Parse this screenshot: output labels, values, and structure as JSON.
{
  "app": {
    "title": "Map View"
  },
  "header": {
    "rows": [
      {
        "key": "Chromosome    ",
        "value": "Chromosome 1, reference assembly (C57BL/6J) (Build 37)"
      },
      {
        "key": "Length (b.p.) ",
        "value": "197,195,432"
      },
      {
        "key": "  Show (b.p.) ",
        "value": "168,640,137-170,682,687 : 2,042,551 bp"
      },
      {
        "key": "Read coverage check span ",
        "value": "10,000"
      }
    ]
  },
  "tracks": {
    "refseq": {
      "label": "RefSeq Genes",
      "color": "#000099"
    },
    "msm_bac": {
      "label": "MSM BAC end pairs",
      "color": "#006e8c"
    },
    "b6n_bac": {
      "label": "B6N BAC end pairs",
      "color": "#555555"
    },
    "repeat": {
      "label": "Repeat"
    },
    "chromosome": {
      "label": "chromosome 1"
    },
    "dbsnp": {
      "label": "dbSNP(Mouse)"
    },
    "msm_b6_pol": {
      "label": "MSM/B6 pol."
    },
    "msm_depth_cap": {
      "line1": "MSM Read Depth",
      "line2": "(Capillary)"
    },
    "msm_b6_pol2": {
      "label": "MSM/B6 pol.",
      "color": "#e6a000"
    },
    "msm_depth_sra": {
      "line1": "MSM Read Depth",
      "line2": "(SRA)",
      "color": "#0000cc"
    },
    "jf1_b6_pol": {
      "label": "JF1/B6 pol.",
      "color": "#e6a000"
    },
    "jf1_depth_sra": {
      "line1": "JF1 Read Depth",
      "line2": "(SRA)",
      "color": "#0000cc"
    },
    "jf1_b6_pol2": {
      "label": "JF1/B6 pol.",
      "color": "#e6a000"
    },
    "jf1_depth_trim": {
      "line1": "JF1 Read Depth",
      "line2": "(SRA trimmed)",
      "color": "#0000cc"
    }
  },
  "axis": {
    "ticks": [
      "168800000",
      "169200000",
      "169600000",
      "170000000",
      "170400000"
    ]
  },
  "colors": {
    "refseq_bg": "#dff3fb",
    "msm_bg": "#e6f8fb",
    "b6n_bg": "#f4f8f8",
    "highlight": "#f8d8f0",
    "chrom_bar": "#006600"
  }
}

● ● ● ● ●

## Task brief:
Reproduce each entry above. Every word must match.

## Output:
Parse this screenshot: output labels, values, and structure as JSON.
{
  "app": {
    "title": "Map View"
  },
  "header": {
    "rows": [
      {
        "key": "Chromosome    ",
        "value": "Chromosome 1, reference assembly (C57BL/6J) (Build 37)"
      },
      {
        "key": "Length (b.p.) ",
        "value": "197,195,432"
      },
      {
        "key": "  Show (b.p.) ",
        "value": "168,640,137-170,682,687 : 2,042,551 bp"
      },
      {
        "key": "Read coverage check span ",
        "value": "10,000"
      }
    ]
  },
  "tracks": {
    "refseq": {
      "label": "RefSeq Genes",
      "color": "#000099"
    },
    "msm_bac": {
      "label": "MSM BAC end pairs",
      "color": "#006e8c"
    },
    "b6n_bac": {
      "label": "B6N BAC end pairs",
      "color": "#555555"
    },
    "repeat": {
      "label": "Repeat"
    },
    "chromosome": {
      "label": "chromosome 1"
    },
    "dbsnp": {
      "label": "dbSNP(Mouse)"
    },
    "msm_b6_pol": {
      "label": "MSM/B6 pol."
    },
    "msm_depth_cap": {
      "line1": "MSM Read Depth",
      "line2": "(Capillary)"
    },
    "msm_b6_pol2": {
      "label": "MSM/B6 pol.",
      "color": "#e6a000"
    },
    "msm_depth_sra": {
      "line1": "MSM Read Depth",
      "line2": "(SRA)",
      "color": "#0000cc"
    },
    "jf1_b6_pol": {
      "label": "JF1/B6 pol.",
      "color": "#e6a000"
    },
    "jf1_depth_sra": {
      "line1": "JF1 Read Depth",
      "line2": "(SRA)",
      "color": "#0000cc"
    },
    "jf1_b6_pol2": {
      "label": "JF1/B6 pol.",
      "color": "#e6a000"
    },
    "jf1_depth_trim": {
      "line1": "JF1 Read Depth",
      "line2": "(SRA trimmed)",
      "color": "#0000cc"
    }
  },
  "axis": {
    "ticks": [
      "168800000",
      "169200000",
      "169600000",
      "170000000",
      "170400000"
    ]
  },
  "colors": {
    "refseq_bg": "#dff3fb",
    "msm_bg": "#e6f8fb",
    "b6n_bg": "#f4f8f8",
    "highlight": "#f8d8f0",
    "chrom_bar": "#006600"
  }
}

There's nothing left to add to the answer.